(Recorded data)
────────

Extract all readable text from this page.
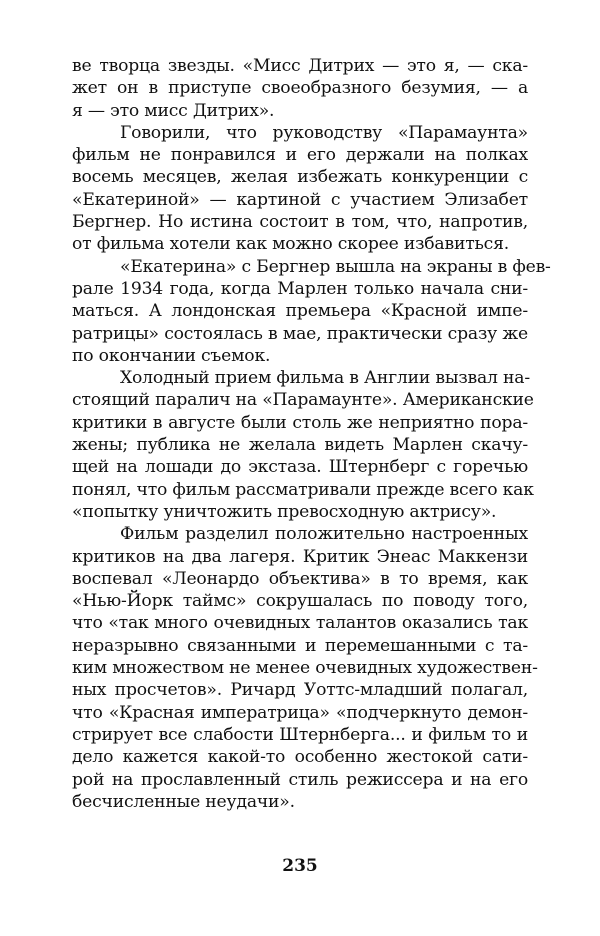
ве творца звезды. «Мисс Дитрих — это я, — ска-
жет он в приступе своеобразного безумия, — а
я — это мисс Дитрих».
Говорили, что руководству «Парамаунта»
фильм не понравился и его держали на полках
восемь месяцев, желая избежать конкуренции с
«Екатериной» — картиной с участием Элизабет
Бергнер. Но истина состоит в том, что, напротив,
от фильма хотели как можно скорее избавиться.
«Екатерина» с Бергнер вышла на экраны в фев-
рале 1934 года, когда Марлен только начала сни-
маться. А лондонская премьера «Красной импе-
ратрицы» состоялась в мае, практически сразу же
по окончании съемок.
Холодный прием фильма в Англии вызвал на-
стоящий паралич на «Парамаунте». Американские
критики в августе были столь же неприятно пора-
жены; публика не желала видеть Марлен скачу-
щей на лошади до экстаза. Штернберг с горечью
понял, что фильм рассматривали прежде всего как
«попытку уничтожить превосходную актрису».
Фильм разделил положительно настроенных
критиков на два лагеря. Критик Энеас Маккензи
воспевал «Леонардо объектива» в то время, как
«Нью-Йорк таймс» сокрушалась по поводу того,
что «так много очевидных талантов оказались так
неразрывно связанными и перемешанными с та-
ким множеством не менее очевидных художествен-
ных просчетов». Ричард Уоттс-младший полагал,
что «Красная императрица» «подчеркнуто демон-
стрирует все слабости Штернберга... и фильм то и
дело кажется какой-то особенно жестокой сати-
рой на прославленный стиль режиссера и на его
бесчисленные неудачи».
235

────────

_WHAT THE TASK REQUIRES_
Among the lines above, how many contain the string "очевидных"? State the number alone.

_EXERCISE RESULT_
2